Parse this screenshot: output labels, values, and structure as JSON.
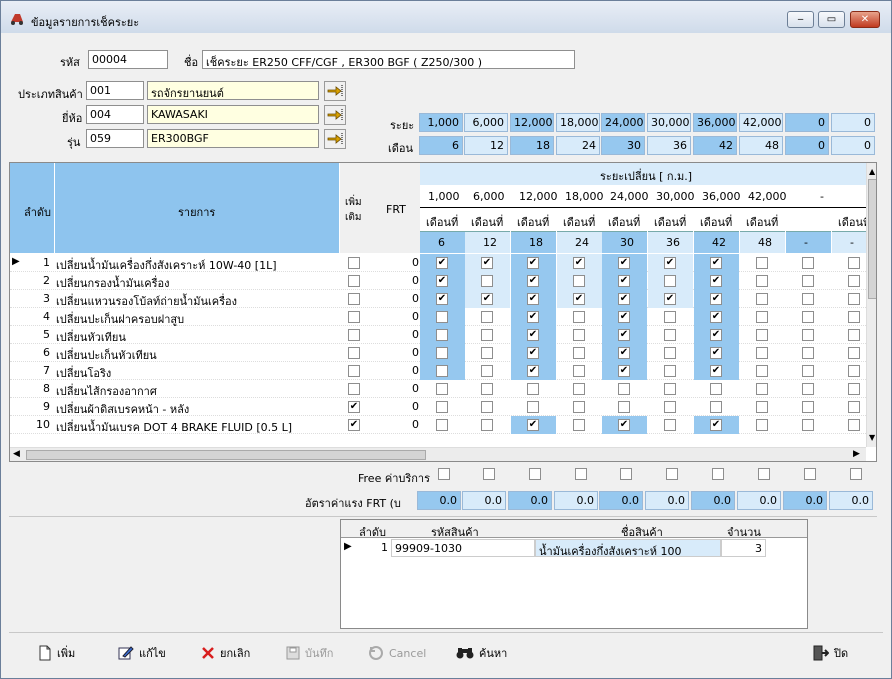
{
  "window": {
    "title": "ข้อมูลรายการเช็คระยะ",
    "min": "‒",
    "max": "▭",
    "close": "✕"
  },
  "form": {
    "code_label": "รหัส",
    "code_value": "00004",
    "name_label": "ชื่อ",
    "name_value": "เช็คระยะ ER250 CFF/CGF , ER300 BGF ( Z250/300 )",
    "type_label": "ประเภทสินค้า",
    "type_code": "001",
    "type_name": "รถจักรยานยนต์",
    "brand_label": "ยี่ห้อ",
    "brand_code": "004",
    "brand_name": "KAWASAKI",
    "model_label": "รุ่น",
    "model_code": "059",
    "model_name": "ER300BGF"
  },
  "distance": {
    "label": "ระยะ",
    "values": [
      "1,000",
      "6,000",
      "12,000",
      "18,000",
      "24,000",
      "30,000",
      "36,000",
      "42,000",
      "0",
      "0"
    ]
  },
  "month": {
    "label": "เดือน",
    "values": [
      "6",
      "12",
      "18",
      "24",
      "30",
      "36",
      "42",
      "48",
      "0",
      "0"
    ]
  },
  "grid": {
    "col_seq": "ลำดับ",
    "col_item": "รายการ",
    "col_add": "เพิ่มเติม",
    "col_frt": "FRT",
    "interval_header": "ระยะเปลี่ยน [ ก.ม.]",
    "km_headers": [
      "1,000",
      "6,000",
      "12,000",
      "18,000",
      "24,000",
      "30,000",
      "36,000",
      "42,000",
      "-"
    ],
    "month_label": "เดือนที่",
    "month_vals": [
      "6",
      "12",
      "18",
      "24",
      "30",
      "36",
      "42",
      "48",
      "-",
      "-"
    ],
    "rows": [
      {
        "seq": "1",
        "item": "เปลี่ยนน้ำมันเครื่องกึ่งสังเคราะห์ 10W-40 [1L]",
        "add": false,
        "frt": "0",
        "c": [
          1,
          1,
          1,
          1,
          1,
          1,
          1,
          0,
          0,
          0
        ]
      },
      {
        "seq": "2",
        "item": "เปลี่ยนกรองน้ำมันเครื่อง",
        "add": false,
        "frt": "0",
        "c": [
          1,
          0,
          1,
          0,
          1,
          0,
          1,
          0,
          0,
          0
        ]
      },
      {
        "seq": "3",
        "item": "เปลี่ยนแหวนรองโบ้ลท์ถ่ายน้ำมันเครื่อง",
        "add": false,
        "frt": "0",
        "c": [
          1,
          1,
          1,
          1,
          1,
          1,
          1,
          0,
          0,
          0
        ]
      },
      {
        "seq": "4",
        "item": "เปลี่ยนปะเก็นฝาครอบฝาสูบ",
        "add": false,
        "frt": "0",
        "c": [
          0,
          0,
          1,
          0,
          1,
          0,
          1,
          0,
          0,
          0
        ]
      },
      {
        "seq": "5",
        "item": "เปลี่ยนหัวเทียน",
        "add": false,
        "frt": "0",
        "c": [
          0,
          0,
          1,
          0,
          1,
          0,
          1,
          0,
          0,
          0
        ]
      },
      {
        "seq": "6",
        "item": "เปลี่ยนปะเก็นหัวเทียน",
        "add": false,
        "frt": "0",
        "c": [
          0,
          0,
          1,
          0,
          1,
          0,
          1,
          0,
          0,
          0
        ]
      },
      {
        "seq": "7",
        "item": "เปลี่ยนโอริง",
        "add": false,
        "frt": "0",
        "c": [
          0,
          0,
          1,
          0,
          1,
          0,
          1,
          0,
          0,
          0
        ]
      },
      {
        "seq": "8",
        "item": "เปลี่ยนไส้กรองอากาศ",
        "add": false,
        "frt": "0",
        "c": [
          0,
          0,
          0,
          0,
          0,
          0,
          0,
          0,
          0,
          0
        ]
      },
      {
        "seq": "9",
        "item": "เปลี่ยนผ้าดิสเบรคหน้า - หลัง",
        "add": true,
        "frt": "0",
        "c": [
          0,
          0,
          0,
          0,
          0,
          0,
          0,
          0,
          0,
          0
        ]
      },
      {
        "seq": "10",
        "item": "เปลี่ยนน้ำมันเบรค DOT 4 BRAKE FLUID [0.5 L]",
        "add": true,
        "frt": "0",
        "c": [
          0,
          0,
          1,
          0,
          1,
          0,
          1,
          0,
          0,
          0
        ]
      }
    ]
  },
  "free_service": {
    "label": "Free ค่าบริการ"
  },
  "labor": {
    "label": "อัตราค่าแรง FRT (บ",
    "values": [
      "0.0",
      "0.0",
      "0.0",
      "0.0",
      "0.0",
      "0.0",
      "0.0",
      "0.0",
      "0.0",
      "0.0"
    ]
  },
  "parts": {
    "col_seq": "ลำดับ",
    "col_code": "รหัสสินค้า",
    "col_name": "ชื่อสินค้า",
    "col_qty": "จำนวน",
    "rows": [
      {
        "seq": "1",
        "code": "99909-1030",
        "name": "น้ำมันเครื่องกึ่งสังเคราะห์ 100",
        "qty": "3"
      }
    ]
  },
  "toolbar": {
    "add": "เพิ่ม",
    "edit": "แก้ไข",
    "cancel_th": "ยกเลิก",
    "save": "บันทึก",
    "cancel_en": "Cancel",
    "search": "ค้นหา",
    "close": "ปิด"
  },
  "colors": {
    "highlight": "#96c8ef",
    "light": "#d8ebfa",
    "header_blue": "#8ec4ee",
    "yellow": "#ffffe1"
  }
}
⁂
> Task prompt
Repeat the listing in full and exactly. Leave any pictures out.

> Task solution
Parse this screenshot: output labels, values, and structure as JSON.
{
  "window": {
    "title": "ข้อมูลรายการเช็คระยะ",
    "min": "‒",
    "max": "▭",
    "close": "✕"
  },
  "form": {
    "code_label": "รหัส",
    "code_value": "00004",
    "name_label": "ชื่อ",
    "name_value": "เช็คระยะ ER250 CFF/CGF , ER300 BGF ( Z250/300 )",
    "type_label": "ประเภทสินค้า",
    "type_code": "001",
    "type_name": "รถจักรยานยนต์",
    "brand_label": "ยี่ห้อ",
    "brand_code": "004",
    "brand_name": "KAWASAKI",
    "model_label": "รุ่น",
    "model_code": "059",
    "model_name": "ER300BGF"
  },
  "distance": {
    "label": "ระยะ",
    "values": [
      "1,000",
      "6,000",
      "12,000",
      "18,000",
      "24,000",
      "30,000",
      "36,000",
      "42,000",
      "0",
      "0"
    ]
  },
  "month": {
    "label": "เดือน",
    "values": [
      "6",
      "12",
      "18",
      "24",
      "30",
      "36",
      "42",
      "48",
      "0",
      "0"
    ]
  },
  "grid": {
    "col_seq": "ลำดับ",
    "col_item": "รายการ",
    "col_add": "เพิ่มเติม",
    "col_frt": "FRT",
    "interval_header": "ระยะเปลี่ยน [ ก.ม.]",
    "km_headers": [
      "1,000",
      "6,000",
      "12,000",
      "18,000",
      "24,000",
      "30,000",
      "36,000",
      "42,000",
      "-"
    ],
    "month_label": "เดือนที่",
    "month_vals": [
      "6",
      "12",
      "18",
      "24",
      "30",
      "36",
      "42",
      "48",
      "-",
      "-"
    ],
    "rows": [
      {
        "seq": "1",
        "item": "เปลี่ยนน้ำมันเครื่องกึ่งสังเคราะห์ 10W-40 [1L]",
        "add": false,
        "frt": "0",
        "c": [
          1,
          1,
          1,
          1,
          1,
          1,
          1,
          0,
          0,
          0
        ]
      },
      {
        "seq": "2",
        "item": "เปลี่ยนกรองน้ำมันเครื่อง",
        "add": false,
        "frt": "0",
        "c": [
          1,
          0,
          1,
          0,
          1,
          0,
          1,
          0,
          0,
          0
        ]
      },
      {
        "seq": "3",
        "item": "เปลี่ยนแหวนรองโบ้ลท์ถ่ายน้ำมันเครื่อง",
        "add": false,
        "frt": "0",
        "c": [
          1,
          1,
          1,
          1,
          1,
          1,
          1,
          0,
          0,
          0
        ]
      },
      {
        "seq": "4",
        "item": "เปลี่ยนปะเก็นฝาครอบฝาสูบ",
        "add": false,
        "frt": "0",
        "c": [
          0,
          0,
          1,
          0,
          1,
          0,
          1,
          0,
          0,
          0
        ]
      },
      {
        "seq": "5",
        "item": "เปลี่ยนหัวเทียน",
        "add": false,
        "frt": "0",
        "c": [
          0,
          0,
          1,
          0,
          1,
          0,
          1,
          0,
          0,
          0
        ]
      },
      {
        "seq": "6",
        "item": "เปลี่ยนปะเก็นหัวเทียน",
        "add": false,
        "frt": "0",
        "c": [
          0,
          0,
          1,
          0,
          1,
          0,
          1,
          0,
          0,
          0
        ]
      },
      {
        "seq": "7",
        "item": "เปลี่ยนโอริง",
        "add": false,
        "frt": "0",
        "c": [
          0,
          0,
          1,
          0,
          1,
          0,
          1,
          0,
          0,
          0
        ]
      },
      {
        "seq": "8",
        "item": "เปลี่ยนไส้กรองอากาศ",
        "add": false,
        "frt": "0",
        "c": [
          0,
          0,
          0,
          0,
          0,
          0,
          0,
          0,
          0,
          0
        ]
      },
      {
        "seq": "9",
        "item": "เปลี่ยนผ้าดิสเบรคหน้า - หลัง",
        "add": true,
        "frt": "0",
        "c": [
          0,
          0,
          0,
          0,
          0,
          0,
          0,
          0,
          0,
          0
        ]
      },
      {
        "seq": "10",
        "item": "เปลี่ยนน้ำมันเบรค DOT 4 BRAKE FLUID [0.5 L]",
        "add": true,
        "frt": "0",
        "c": [
          0,
          0,
          1,
          0,
          1,
          0,
          1,
          0,
          0,
          0
        ]
      }
    ]
  },
  "free_service": {
    "label": "Free ค่าบริการ"
  },
  "labor": {
    "label": "อัตราค่าแรง FRT (บ",
    "values": [
      "0.0",
      "0.0",
      "0.0",
      "0.0",
      "0.0",
      "0.0",
      "0.0",
      "0.0",
      "0.0",
      "0.0"
    ]
  },
  "parts": {
    "col_seq": "ลำดับ",
    "col_code": "รหัสสินค้า",
    "col_name": "ชื่อสินค้า",
    "col_qty": "จำนวน",
    "rows": [
      {
        "seq": "1",
        "code": "99909-1030",
        "name": "น้ำมันเครื่องกึ่งสังเคราะห์ 100",
        "qty": "3"
      }
    ]
  },
  "toolbar": {
    "add": "เพิ่ม",
    "edit": "แก้ไข",
    "cancel_th": "ยกเลิก",
    "save": "บันทึก",
    "cancel_en": "Cancel",
    "search": "ค้นหา",
    "close": "ปิด"
  },
  "colors": {
    "highlight": "#96c8ef",
    "light": "#d8ebfa",
    "header_blue": "#8ec4ee",
    "yellow": "#ffffe1"
  }
}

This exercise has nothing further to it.